▸ **The request**:
Provide the records once more, identical to the original.

▸ **Provided data**:
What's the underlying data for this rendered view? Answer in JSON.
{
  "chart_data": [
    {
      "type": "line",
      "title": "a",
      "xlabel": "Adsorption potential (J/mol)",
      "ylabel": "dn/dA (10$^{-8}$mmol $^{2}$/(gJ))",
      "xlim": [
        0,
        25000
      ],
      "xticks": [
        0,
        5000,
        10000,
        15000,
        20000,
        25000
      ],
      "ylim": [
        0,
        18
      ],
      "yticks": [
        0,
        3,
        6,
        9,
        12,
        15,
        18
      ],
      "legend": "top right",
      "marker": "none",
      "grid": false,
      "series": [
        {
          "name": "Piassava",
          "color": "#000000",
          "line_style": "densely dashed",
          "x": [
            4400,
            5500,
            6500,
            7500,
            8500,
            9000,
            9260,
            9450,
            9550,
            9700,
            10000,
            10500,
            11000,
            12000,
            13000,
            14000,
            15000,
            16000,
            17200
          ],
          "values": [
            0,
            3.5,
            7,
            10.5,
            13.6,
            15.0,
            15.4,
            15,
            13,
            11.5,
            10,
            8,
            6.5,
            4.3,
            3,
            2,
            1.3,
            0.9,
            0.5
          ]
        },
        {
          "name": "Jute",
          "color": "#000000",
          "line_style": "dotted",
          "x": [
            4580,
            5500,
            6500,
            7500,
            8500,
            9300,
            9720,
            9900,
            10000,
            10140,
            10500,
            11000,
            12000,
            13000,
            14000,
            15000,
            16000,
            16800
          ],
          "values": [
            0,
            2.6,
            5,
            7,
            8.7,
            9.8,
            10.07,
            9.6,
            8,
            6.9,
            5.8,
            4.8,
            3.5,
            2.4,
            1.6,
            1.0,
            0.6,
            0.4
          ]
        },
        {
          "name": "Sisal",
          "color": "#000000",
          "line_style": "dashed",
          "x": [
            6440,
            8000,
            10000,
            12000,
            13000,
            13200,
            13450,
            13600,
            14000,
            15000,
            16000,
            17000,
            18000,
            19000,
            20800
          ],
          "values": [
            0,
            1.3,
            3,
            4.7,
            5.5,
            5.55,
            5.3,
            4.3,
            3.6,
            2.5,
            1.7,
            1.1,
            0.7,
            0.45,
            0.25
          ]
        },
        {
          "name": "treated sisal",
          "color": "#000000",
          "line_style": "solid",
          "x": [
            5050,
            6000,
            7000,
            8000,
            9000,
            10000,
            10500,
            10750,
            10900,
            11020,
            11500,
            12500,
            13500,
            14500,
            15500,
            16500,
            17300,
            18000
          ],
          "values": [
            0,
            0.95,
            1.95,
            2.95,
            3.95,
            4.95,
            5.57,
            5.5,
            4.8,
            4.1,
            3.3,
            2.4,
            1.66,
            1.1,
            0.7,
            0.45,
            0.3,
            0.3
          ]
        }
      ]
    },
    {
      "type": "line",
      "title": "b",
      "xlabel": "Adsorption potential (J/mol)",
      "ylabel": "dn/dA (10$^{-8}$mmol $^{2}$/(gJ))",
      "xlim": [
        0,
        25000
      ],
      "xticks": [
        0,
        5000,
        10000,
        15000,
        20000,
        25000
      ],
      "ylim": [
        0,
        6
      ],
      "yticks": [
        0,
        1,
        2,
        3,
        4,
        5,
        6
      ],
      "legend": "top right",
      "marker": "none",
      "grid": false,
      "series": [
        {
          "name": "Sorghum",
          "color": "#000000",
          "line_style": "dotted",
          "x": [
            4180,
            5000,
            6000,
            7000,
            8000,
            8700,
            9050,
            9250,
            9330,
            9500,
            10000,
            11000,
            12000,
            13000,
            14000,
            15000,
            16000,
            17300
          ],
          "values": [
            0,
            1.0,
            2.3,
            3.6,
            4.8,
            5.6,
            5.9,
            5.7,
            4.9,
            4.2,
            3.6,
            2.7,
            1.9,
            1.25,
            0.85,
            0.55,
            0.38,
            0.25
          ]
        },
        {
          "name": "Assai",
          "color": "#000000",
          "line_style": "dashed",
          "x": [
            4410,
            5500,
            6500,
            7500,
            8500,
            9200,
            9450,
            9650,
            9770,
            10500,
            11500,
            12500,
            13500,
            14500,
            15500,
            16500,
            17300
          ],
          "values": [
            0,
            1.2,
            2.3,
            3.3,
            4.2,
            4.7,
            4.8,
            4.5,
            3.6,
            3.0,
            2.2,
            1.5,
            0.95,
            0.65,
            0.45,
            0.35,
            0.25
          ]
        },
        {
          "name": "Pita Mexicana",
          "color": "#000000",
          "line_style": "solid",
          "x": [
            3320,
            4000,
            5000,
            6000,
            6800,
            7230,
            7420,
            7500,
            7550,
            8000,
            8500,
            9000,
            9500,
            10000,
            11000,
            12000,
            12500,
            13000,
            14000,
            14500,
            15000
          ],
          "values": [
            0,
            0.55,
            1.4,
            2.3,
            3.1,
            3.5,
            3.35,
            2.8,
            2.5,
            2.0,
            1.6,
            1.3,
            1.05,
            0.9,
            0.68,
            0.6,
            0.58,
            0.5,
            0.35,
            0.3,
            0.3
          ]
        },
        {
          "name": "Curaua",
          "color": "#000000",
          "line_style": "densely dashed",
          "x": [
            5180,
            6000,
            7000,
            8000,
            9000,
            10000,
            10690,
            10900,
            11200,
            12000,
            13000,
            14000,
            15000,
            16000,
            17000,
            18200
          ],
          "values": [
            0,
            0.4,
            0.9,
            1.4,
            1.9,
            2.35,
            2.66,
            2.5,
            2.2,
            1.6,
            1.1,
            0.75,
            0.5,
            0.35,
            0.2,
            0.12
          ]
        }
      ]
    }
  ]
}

▸ **The result**:
What's the underlying data for this rendered view? Answer in JSON.
{
  "chart_data": [
    {
      "type": "line",
      "title": "a",
      "xlabel": "Adsorption potential (J/mol)",
      "ylabel": "dn/dA (10$^{-8}$mmol $^{2}$/(gJ))",
      "xlim": [
        0,
        25000
      ],
      "xticks": [
        0,
        5000,
        10000,
        15000,
        20000,
        25000
      ],
      "ylim": [
        0,
        18
      ],
      "yticks": [
        0,
        3,
        6,
        9,
        12,
        15,
        18
      ],
      "legend": "top right",
      "marker": "none",
      "grid": false,
      "series": [
        {
          "name": "Piassava",
          "color": "#000000",
          "line_style": "densely dashed",
          "x": [
            4400,
            5500,
            6500,
            7500,
            8500,
            9000,
            9260,
            9450,
            9550,
            9700,
            10000,
            10500,
            11000,
            12000,
            13000,
            14000,
            15000,
            16000,
            17200
          ],
          "values": [
            0,
            3.5,
            7,
            10.5,
            13.6,
            15.0,
            15.4,
            15,
            13,
            11.5,
            10,
            8,
            6.5,
            4.3,
            3,
            2,
            1.3,
            0.9,
            0.5
          ]
        },
        {
          "name": "Jute",
          "color": "#000000",
          "line_style": "dotted",
          "x": [
            4580,
            5500,
            6500,
            7500,
            8500,
            9300,
            9720,
            9900,
            10000,
            10140,
            10500,
            11000,
            12000,
            13000,
            14000,
            15000,
            16000,
            16800
          ],
          "values": [
            0,
            2.6,
            5,
            7,
            8.7,
            9.8,
            10.07,
            9.6,
            8,
            6.9,
            5.8,
            4.8,
            3.5,
            2.4,
            1.6,
            1.0,
            0.6,
            0.4
          ]
        },
        {
          "name": "Sisal",
          "color": "#000000",
          "line_style": "dashed",
          "x": [
            6440,
            8000,
            10000,
            12000,
            13000,
            13200,
            13450,
            13600,
            14000,
            15000,
            16000,
            17000,
            18000,
            19000,
            20800
          ],
          "values": [
            0,
            1.3,
            3,
            4.7,
            5.5,
            5.55,
            5.3,
            4.3,
            3.6,
            2.5,
            1.7,
            1.1,
            0.7,
            0.45,
            0.25
          ]
        },
        {
          "name": "treated sisal",
          "color": "#000000",
          "line_style": "solid",
          "x": [
            5050,
            6000,
            7000,
            8000,
            9000,
            10000,
            10500,
            10750,
            10900,
            11020,
            11500,
            12500,
            13500,
            14500,
            15500,
            16500,
            17300,
            18000
          ],
          "values": [
            0,
            0.95,
            1.95,
            2.95,
            3.95,
            4.95,
            5.57,
            5.5,
            4.8,
            4.1,
            3.3,
            2.4,
            1.66,
            1.1,
            0.7,
            0.45,
            0.3,
            0.3
          ]
        }
      ]
    },
    {
      "type": "line",
      "title": "b",
      "xlabel": "Adsorption potential (J/mol)",
      "ylabel": "dn/dA (10$^{-8}$mmol $^{2}$/(gJ))",
      "xlim": [
        0,
        25000
      ],
      "xticks": [
        0,
        5000,
        10000,
        15000,
        20000,
        25000
      ],
      "ylim": [
        0,
        6
      ],
      "yticks": [
        0,
        1,
        2,
        3,
        4,
        5,
        6
      ],
      "legend": "top right",
      "marker": "none",
      "grid": false,
      "series": [
        {
          "name": "Sorghum",
          "color": "#000000",
          "line_style": "dotted",
          "x": [
            4180,
            5000,
            6000,
            7000,
            8000,
            8700,
            9050,
            9250,
            9330,
            9500,
            10000,
            11000,
            12000,
            13000,
            14000,
            15000,
            16000,
            17300
          ],
          "values": [
            0,
            1.0,
            2.3,
            3.6,
            4.8,
            5.6,
            5.9,
            5.7,
            4.9,
            4.2,
            3.6,
            2.7,
            1.9,
            1.25,
            0.85,
            0.55,
            0.38,
            0.25
          ]
        },
        {
          "name": "Assai",
          "color": "#000000",
          "line_style": "dashed",
          "x": [
            4410,
            5500,
            6500,
            7500,
            8500,
            9200,
            9450,
            9650,
            9770,
            10500,
            11500,
            12500,
            13500,
            14500,
            15500,
            16500,
            17300
          ],
          "values": [
            0,
            1.2,
            2.3,
            3.3,
            4.2,
            4.7,
            4.8,
            4.5,
            3.6,
            3.0,
            2.2,
            1.5,
            0.95,
            0.65,
            0.45,
            0.35,
            0.25
          ]
        },
        {
          "name": "Pita Mexicana",
          "color": "#000000",
          "line_style": "solid",
          "x": [
            3320,
            4000,
            5000,
            6000,
            6800,
            7230,
            7420,
            7500,
            7550,
            8000,
            8500,
            9000,
            9500,
            10000,
            11000,
            12000,
            12500,
            13000,
            14000,
            14500,
            15000
          ],
          "values": [
            0,
            0.55,
            1.4,
            2.3,
            3.1,
            3.5,
            3.35,
            2.8,
            2.5,
            2.0,
            1.6,
            1.3,
            1.05,
            0.9,
            0.68,
            0.6,
            0.58,
            0.5,
            0.35,
            0.3,
            0.3
          ]
        },
        {
          "name": "Curaua",
          "color": "#000000",
          "line_style": "densely dashed",
          "x": [
            5180,
            6000,
            7000,
            8000,
            9000,
            10000,
            10690,
            10900,
            11200,
            12000,
            13000,
            14000,
            15000,
            16000,
            17000,
            18200
          ],
          "values": [
            0,
            0.4,
            0.9,
            1.4,
            1.9,
            2.35,
            2.66,
            2.5,
            2.2,
            1.6,
            1.1,
            0.75,
            0.5,
            0.35,
            0.2,
            0.12
          ]
        }
      ]
    }
  ]
}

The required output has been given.